**Set problem:** Count how many lines contain "this" and reply with that number only.
════════════════
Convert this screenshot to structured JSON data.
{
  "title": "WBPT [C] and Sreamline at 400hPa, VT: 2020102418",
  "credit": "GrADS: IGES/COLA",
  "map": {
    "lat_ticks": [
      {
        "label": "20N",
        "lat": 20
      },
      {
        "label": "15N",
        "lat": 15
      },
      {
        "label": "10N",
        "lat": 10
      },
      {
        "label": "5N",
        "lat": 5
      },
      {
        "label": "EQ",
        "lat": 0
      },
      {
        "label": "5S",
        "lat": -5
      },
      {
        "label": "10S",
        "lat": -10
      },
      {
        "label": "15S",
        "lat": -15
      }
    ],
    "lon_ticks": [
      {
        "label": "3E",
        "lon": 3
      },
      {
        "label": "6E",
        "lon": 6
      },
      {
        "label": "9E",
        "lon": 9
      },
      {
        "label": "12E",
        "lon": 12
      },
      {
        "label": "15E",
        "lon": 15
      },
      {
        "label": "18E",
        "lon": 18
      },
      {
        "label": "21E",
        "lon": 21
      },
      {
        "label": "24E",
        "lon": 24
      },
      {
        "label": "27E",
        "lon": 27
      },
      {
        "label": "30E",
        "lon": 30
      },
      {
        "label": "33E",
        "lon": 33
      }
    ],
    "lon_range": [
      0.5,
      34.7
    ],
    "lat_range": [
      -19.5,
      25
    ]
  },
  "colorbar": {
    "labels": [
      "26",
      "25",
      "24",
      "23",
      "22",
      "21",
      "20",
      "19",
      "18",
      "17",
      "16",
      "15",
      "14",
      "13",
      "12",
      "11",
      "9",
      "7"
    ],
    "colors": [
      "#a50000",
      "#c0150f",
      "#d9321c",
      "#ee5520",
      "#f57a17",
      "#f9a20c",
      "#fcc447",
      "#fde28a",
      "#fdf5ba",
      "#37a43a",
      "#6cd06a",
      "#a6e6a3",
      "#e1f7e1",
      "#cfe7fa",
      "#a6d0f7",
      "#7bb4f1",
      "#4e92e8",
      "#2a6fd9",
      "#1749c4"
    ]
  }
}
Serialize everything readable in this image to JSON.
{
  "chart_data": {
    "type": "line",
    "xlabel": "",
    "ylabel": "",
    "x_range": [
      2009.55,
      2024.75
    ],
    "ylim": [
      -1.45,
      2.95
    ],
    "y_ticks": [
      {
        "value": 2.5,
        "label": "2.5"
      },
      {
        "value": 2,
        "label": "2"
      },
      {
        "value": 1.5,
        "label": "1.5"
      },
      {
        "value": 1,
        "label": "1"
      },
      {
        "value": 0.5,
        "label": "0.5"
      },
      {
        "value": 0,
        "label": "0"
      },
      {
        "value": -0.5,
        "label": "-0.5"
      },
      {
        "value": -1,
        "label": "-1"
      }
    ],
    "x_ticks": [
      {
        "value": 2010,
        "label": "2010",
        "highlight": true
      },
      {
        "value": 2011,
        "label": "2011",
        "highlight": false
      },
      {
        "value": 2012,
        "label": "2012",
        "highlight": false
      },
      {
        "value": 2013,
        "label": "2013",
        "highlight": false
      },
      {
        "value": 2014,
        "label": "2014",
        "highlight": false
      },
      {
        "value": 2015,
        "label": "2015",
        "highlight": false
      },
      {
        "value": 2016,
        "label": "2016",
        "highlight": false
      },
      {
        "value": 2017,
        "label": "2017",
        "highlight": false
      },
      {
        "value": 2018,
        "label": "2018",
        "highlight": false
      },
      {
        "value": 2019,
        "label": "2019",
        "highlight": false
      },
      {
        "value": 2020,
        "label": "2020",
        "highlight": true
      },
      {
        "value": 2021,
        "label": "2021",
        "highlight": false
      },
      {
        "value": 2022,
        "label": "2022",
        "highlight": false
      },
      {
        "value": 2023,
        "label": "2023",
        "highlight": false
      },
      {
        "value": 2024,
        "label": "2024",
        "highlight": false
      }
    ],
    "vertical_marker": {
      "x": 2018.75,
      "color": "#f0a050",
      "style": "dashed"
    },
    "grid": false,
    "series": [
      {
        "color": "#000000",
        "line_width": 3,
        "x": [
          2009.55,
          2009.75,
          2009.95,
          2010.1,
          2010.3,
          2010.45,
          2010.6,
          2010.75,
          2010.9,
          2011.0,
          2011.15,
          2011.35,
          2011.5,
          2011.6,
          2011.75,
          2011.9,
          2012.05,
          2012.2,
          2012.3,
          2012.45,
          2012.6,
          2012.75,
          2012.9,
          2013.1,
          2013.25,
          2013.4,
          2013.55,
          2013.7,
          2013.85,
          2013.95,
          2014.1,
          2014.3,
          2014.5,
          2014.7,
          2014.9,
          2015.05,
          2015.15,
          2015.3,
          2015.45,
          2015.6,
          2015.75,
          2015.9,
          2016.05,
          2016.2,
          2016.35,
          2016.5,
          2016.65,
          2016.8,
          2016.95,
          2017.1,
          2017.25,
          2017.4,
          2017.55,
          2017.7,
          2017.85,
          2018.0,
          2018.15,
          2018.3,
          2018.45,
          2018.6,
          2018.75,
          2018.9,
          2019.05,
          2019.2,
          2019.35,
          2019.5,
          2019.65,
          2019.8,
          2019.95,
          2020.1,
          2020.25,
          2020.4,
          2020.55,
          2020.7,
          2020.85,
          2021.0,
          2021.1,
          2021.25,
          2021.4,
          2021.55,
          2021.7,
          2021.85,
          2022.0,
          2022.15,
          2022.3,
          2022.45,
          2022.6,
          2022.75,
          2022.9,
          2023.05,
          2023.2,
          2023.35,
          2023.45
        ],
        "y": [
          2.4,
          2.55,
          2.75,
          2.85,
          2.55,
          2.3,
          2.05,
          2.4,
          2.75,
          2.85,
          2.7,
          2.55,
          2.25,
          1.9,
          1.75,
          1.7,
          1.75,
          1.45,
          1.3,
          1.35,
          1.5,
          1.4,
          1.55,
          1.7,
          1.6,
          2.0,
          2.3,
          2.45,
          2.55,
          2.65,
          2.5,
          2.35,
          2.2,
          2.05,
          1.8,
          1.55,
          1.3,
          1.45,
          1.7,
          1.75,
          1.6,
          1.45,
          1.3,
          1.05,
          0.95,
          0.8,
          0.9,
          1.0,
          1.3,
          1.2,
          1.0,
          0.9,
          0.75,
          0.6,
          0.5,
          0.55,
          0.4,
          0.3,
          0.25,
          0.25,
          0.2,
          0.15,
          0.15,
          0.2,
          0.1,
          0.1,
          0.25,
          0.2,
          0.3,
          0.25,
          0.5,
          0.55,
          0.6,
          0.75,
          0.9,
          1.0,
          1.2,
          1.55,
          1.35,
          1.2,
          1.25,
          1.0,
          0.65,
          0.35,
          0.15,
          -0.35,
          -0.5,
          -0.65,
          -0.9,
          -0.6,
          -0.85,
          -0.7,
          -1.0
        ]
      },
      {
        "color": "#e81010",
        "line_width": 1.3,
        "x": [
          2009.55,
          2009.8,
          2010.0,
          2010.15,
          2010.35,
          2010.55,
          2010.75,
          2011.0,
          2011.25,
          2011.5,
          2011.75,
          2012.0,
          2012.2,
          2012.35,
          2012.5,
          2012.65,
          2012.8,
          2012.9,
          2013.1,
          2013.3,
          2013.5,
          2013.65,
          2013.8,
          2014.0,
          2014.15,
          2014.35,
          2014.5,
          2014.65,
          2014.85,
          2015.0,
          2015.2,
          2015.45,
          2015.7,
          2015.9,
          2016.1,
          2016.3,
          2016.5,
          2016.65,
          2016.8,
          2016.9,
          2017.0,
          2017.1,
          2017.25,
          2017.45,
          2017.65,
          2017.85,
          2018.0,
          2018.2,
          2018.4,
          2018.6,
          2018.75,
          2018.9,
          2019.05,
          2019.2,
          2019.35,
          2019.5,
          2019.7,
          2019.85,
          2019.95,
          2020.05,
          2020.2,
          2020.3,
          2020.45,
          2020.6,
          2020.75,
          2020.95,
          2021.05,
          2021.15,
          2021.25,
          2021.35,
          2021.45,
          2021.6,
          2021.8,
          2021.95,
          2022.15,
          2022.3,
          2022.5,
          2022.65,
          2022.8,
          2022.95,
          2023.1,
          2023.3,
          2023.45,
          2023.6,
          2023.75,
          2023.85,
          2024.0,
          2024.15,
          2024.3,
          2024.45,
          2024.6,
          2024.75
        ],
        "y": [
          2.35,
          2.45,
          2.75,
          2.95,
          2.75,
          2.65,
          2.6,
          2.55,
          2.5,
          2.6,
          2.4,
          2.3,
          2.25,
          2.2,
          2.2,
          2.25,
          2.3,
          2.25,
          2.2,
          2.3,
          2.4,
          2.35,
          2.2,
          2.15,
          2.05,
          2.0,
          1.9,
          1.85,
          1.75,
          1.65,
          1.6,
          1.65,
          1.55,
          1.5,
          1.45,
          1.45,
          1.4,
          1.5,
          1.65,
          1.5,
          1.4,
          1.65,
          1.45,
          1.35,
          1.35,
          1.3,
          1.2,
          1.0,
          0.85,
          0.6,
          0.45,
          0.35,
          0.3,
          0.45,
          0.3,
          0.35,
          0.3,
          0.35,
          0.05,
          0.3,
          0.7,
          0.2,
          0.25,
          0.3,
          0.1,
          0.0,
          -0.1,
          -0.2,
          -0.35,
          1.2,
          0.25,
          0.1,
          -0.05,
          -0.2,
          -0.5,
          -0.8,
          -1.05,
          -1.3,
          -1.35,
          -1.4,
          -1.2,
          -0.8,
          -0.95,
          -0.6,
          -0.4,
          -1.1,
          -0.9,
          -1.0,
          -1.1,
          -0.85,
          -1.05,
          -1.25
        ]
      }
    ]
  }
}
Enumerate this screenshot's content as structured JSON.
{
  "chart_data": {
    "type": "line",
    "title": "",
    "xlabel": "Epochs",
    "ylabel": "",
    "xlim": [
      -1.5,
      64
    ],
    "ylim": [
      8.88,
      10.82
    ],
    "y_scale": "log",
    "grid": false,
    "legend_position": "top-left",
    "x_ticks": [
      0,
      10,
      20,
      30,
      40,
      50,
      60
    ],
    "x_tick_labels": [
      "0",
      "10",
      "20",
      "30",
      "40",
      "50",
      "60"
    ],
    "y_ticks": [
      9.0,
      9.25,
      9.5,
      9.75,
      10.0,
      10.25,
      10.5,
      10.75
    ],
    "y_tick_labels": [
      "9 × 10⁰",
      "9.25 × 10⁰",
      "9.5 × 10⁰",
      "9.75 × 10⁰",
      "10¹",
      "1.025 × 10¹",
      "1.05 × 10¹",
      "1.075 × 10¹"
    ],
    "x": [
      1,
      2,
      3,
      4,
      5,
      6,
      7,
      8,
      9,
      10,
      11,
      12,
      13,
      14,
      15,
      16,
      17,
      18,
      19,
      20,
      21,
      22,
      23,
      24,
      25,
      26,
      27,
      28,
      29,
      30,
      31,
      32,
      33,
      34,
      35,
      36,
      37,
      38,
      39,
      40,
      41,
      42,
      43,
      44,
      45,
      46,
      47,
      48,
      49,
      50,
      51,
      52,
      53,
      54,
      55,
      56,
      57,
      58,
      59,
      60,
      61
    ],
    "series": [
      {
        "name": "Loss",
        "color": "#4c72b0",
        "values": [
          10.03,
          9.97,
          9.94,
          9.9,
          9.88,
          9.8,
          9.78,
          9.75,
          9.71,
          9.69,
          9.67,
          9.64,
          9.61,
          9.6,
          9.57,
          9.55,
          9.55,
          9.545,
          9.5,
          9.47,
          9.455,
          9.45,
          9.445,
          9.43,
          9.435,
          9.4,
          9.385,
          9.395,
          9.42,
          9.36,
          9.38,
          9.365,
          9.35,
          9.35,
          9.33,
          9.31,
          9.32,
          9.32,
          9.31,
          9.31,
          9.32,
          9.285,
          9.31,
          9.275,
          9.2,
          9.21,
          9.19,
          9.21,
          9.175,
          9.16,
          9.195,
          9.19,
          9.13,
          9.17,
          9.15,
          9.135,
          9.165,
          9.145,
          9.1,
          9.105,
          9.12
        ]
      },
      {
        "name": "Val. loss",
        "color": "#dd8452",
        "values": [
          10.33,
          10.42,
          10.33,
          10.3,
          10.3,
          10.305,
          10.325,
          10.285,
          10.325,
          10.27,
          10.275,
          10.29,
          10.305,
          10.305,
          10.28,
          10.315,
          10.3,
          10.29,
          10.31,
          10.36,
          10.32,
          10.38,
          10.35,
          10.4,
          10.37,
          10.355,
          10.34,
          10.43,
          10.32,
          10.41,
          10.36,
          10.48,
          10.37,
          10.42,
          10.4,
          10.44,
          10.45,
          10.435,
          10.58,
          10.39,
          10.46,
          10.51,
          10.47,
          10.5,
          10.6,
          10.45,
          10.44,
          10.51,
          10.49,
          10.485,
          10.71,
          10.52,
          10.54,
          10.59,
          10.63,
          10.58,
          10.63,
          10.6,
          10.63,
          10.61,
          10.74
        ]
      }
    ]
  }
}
════════════════
**The answer:** 3